» **Exercise description**:
Search the listing below for the string "this" and copy every line where it occurs.

Dataset excerpts:
— begin —

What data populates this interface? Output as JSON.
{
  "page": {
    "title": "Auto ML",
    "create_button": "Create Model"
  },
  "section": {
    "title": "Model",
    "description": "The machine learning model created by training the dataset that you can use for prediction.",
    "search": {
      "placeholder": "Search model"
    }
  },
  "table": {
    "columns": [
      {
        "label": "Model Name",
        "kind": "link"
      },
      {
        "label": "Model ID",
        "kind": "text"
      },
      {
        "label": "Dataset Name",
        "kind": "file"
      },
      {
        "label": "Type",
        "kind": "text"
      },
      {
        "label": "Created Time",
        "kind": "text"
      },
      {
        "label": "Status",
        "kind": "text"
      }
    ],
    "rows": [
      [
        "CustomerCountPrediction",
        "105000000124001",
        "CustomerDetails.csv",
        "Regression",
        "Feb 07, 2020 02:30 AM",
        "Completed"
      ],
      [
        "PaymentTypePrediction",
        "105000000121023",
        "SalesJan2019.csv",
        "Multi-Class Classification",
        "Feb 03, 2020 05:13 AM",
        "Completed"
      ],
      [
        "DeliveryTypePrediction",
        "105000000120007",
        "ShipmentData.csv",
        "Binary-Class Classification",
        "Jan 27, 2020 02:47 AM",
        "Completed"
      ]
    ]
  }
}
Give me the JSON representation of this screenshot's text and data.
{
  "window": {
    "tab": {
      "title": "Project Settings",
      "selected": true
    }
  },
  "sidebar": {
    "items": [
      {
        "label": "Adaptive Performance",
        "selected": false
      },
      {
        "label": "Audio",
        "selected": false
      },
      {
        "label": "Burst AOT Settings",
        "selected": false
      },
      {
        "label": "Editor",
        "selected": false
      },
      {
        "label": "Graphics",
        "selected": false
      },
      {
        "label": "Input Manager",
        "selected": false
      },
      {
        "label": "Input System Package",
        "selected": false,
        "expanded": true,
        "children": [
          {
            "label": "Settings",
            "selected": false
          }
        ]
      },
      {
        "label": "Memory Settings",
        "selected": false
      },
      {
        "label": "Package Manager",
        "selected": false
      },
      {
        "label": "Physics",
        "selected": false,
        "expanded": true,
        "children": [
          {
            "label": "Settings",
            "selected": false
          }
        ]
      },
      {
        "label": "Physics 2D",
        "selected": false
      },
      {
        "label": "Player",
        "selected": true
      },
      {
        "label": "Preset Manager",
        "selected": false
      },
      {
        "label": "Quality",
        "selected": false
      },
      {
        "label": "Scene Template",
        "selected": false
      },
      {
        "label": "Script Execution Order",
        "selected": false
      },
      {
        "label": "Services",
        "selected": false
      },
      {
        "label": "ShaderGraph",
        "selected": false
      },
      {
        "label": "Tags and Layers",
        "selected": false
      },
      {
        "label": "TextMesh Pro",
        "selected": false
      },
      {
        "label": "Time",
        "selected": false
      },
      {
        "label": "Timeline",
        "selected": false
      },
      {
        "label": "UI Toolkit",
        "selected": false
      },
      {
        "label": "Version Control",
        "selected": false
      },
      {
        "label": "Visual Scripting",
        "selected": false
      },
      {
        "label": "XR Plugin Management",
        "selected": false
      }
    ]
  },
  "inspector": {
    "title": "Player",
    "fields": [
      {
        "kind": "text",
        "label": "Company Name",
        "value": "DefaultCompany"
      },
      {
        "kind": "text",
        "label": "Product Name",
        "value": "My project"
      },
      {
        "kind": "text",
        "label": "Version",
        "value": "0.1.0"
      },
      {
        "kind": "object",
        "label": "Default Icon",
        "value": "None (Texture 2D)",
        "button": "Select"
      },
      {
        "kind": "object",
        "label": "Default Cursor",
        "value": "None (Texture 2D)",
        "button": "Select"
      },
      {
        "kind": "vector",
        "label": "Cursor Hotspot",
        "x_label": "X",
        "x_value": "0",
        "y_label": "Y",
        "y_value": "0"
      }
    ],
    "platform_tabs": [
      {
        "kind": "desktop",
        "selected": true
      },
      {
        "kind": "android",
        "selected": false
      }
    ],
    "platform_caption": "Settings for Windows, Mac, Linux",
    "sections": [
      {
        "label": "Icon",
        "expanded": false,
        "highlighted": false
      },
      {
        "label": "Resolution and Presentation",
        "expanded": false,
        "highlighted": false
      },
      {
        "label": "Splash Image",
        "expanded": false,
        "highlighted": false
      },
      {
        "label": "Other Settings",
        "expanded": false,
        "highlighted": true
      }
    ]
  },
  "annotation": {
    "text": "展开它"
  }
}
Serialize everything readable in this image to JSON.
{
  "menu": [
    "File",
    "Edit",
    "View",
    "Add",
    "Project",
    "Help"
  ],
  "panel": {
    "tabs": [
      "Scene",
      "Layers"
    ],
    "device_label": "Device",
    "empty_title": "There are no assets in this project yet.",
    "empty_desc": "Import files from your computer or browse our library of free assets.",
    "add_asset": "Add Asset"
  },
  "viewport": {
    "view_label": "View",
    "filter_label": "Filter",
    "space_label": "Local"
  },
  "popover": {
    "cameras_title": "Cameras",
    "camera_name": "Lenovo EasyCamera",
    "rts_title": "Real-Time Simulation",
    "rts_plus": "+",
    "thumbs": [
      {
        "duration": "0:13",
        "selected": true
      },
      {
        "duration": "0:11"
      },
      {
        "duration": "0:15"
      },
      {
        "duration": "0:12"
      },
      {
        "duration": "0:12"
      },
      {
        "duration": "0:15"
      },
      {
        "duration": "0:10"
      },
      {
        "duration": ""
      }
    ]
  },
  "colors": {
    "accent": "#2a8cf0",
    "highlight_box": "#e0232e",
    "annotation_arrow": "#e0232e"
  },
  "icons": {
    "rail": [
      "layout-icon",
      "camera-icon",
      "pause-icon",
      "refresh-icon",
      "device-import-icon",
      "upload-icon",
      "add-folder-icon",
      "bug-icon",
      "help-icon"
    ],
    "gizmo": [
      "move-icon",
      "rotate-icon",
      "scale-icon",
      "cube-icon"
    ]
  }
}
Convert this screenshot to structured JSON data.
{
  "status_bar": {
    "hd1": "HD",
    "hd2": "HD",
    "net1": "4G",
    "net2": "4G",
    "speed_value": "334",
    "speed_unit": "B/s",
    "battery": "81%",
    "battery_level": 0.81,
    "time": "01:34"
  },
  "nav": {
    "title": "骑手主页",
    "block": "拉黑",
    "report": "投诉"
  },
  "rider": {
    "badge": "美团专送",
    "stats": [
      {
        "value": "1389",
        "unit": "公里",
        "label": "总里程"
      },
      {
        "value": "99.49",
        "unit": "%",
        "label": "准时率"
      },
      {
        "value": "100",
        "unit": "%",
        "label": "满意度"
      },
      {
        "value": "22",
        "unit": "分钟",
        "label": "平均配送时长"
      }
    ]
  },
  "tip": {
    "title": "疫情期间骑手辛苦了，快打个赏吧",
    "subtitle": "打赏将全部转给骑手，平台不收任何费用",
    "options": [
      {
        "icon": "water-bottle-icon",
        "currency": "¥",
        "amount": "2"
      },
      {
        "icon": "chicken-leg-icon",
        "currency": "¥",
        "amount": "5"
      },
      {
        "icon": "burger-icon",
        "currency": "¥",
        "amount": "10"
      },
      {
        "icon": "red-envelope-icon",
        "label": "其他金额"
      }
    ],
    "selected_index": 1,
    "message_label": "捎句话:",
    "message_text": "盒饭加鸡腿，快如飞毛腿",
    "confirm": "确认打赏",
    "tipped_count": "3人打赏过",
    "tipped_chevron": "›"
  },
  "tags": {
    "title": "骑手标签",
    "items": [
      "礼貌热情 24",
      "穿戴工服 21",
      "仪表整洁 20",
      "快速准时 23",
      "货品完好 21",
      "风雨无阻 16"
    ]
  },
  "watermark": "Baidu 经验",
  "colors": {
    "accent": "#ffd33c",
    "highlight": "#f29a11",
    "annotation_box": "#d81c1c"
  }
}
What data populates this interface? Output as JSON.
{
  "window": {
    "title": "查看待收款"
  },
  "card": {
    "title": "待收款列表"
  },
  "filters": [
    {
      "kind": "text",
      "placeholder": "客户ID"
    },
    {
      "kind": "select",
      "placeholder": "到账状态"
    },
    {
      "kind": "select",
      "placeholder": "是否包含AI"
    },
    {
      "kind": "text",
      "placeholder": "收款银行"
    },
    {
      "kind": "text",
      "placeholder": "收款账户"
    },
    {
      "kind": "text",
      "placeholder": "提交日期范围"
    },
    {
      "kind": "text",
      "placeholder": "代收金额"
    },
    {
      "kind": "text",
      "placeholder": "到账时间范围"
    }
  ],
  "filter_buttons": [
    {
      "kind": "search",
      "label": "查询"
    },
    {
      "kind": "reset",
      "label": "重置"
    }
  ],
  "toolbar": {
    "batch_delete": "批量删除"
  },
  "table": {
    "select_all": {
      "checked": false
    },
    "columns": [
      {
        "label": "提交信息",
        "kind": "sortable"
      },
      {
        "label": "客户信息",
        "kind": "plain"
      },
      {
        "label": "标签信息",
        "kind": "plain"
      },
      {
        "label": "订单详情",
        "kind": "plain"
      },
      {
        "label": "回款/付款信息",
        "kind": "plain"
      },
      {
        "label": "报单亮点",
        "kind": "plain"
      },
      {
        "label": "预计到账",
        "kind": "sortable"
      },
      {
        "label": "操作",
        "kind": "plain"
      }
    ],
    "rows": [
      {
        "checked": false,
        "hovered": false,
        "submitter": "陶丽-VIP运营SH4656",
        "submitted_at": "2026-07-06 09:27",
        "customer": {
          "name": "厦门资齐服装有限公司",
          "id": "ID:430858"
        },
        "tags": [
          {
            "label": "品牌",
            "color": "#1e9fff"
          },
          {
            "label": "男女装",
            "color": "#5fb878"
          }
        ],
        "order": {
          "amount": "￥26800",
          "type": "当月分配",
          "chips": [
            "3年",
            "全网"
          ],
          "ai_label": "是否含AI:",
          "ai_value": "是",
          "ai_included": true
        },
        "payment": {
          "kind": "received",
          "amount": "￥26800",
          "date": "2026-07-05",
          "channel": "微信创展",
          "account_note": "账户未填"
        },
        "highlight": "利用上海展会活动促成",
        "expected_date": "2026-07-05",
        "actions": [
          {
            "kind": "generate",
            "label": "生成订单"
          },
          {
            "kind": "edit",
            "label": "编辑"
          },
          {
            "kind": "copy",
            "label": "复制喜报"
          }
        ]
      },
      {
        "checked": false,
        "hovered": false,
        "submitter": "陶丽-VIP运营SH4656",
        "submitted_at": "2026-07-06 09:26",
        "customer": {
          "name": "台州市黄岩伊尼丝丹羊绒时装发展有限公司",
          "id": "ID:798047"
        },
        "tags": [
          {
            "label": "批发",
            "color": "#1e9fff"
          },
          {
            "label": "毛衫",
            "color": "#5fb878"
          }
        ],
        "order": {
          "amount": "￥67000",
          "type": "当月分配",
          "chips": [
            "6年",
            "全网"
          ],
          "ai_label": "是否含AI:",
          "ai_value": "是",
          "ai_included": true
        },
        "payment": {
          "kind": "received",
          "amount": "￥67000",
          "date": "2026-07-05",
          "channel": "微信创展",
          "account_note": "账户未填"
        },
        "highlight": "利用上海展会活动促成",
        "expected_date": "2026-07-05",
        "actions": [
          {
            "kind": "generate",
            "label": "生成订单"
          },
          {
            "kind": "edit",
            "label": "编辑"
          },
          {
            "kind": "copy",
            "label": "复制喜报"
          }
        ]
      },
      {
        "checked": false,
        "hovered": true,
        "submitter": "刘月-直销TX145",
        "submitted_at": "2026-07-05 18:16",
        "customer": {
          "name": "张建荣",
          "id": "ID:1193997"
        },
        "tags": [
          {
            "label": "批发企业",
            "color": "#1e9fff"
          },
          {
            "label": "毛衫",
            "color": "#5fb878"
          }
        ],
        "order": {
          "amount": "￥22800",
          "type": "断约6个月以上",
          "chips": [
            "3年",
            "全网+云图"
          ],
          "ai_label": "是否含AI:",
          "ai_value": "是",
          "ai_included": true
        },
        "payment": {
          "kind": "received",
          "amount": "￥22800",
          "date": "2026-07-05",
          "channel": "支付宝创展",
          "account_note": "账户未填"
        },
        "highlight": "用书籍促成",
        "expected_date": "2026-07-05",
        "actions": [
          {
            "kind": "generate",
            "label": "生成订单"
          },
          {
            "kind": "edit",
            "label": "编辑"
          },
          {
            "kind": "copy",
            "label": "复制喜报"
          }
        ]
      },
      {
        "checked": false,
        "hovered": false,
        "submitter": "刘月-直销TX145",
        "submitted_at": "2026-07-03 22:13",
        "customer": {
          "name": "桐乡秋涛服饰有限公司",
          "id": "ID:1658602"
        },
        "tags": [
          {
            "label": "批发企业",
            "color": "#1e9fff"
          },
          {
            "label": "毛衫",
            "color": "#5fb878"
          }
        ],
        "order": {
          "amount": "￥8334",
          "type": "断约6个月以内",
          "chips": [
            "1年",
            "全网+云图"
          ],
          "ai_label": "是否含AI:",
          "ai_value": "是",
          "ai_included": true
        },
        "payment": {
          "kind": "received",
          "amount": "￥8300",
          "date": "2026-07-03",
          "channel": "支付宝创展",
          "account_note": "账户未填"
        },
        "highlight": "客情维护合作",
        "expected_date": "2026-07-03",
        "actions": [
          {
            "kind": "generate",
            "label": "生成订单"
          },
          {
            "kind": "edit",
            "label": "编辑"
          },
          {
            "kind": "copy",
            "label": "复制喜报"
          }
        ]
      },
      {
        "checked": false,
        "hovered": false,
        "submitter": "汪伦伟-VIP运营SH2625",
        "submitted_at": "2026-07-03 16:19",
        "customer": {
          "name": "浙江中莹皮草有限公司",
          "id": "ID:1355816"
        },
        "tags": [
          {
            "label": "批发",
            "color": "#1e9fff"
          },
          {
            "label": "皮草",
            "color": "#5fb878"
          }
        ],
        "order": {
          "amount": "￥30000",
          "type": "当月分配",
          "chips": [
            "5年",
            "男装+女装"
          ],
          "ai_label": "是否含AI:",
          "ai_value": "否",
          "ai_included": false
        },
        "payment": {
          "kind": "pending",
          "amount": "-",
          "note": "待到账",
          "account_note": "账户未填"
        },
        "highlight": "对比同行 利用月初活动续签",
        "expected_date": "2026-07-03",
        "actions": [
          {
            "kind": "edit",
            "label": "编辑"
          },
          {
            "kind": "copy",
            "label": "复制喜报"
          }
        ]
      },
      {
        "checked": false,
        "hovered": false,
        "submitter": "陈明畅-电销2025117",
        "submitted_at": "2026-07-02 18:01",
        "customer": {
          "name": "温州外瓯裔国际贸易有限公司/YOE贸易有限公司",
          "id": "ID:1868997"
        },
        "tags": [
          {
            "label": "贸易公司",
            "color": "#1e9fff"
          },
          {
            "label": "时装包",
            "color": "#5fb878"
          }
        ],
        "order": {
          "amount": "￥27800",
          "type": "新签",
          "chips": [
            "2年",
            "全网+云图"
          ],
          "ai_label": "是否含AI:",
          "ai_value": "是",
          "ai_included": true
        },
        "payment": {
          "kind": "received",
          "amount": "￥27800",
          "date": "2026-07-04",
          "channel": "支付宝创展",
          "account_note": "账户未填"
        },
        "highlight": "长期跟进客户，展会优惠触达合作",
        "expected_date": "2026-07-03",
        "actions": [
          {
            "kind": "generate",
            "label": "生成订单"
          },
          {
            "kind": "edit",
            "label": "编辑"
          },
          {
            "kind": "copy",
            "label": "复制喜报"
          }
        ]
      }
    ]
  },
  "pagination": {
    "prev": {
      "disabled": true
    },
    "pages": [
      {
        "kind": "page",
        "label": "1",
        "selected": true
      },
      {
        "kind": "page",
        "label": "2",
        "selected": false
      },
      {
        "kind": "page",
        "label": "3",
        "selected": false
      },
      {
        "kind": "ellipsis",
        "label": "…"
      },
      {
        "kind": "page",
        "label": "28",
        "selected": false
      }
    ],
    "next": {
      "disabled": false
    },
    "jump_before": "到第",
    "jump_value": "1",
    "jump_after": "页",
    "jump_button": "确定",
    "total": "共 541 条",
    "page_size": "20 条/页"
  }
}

— end —

» **Answer to the problem**:
What data populates this interface? Output as JSON.
Give me the JSON representation of this screenshot's text and data.
Serialize everything readable in this image to JSON.
    "empty_title": "There are no assets in this project yet.",
Convert this screenshot to structured JSON data.
What data populates this interface? Output as JSON.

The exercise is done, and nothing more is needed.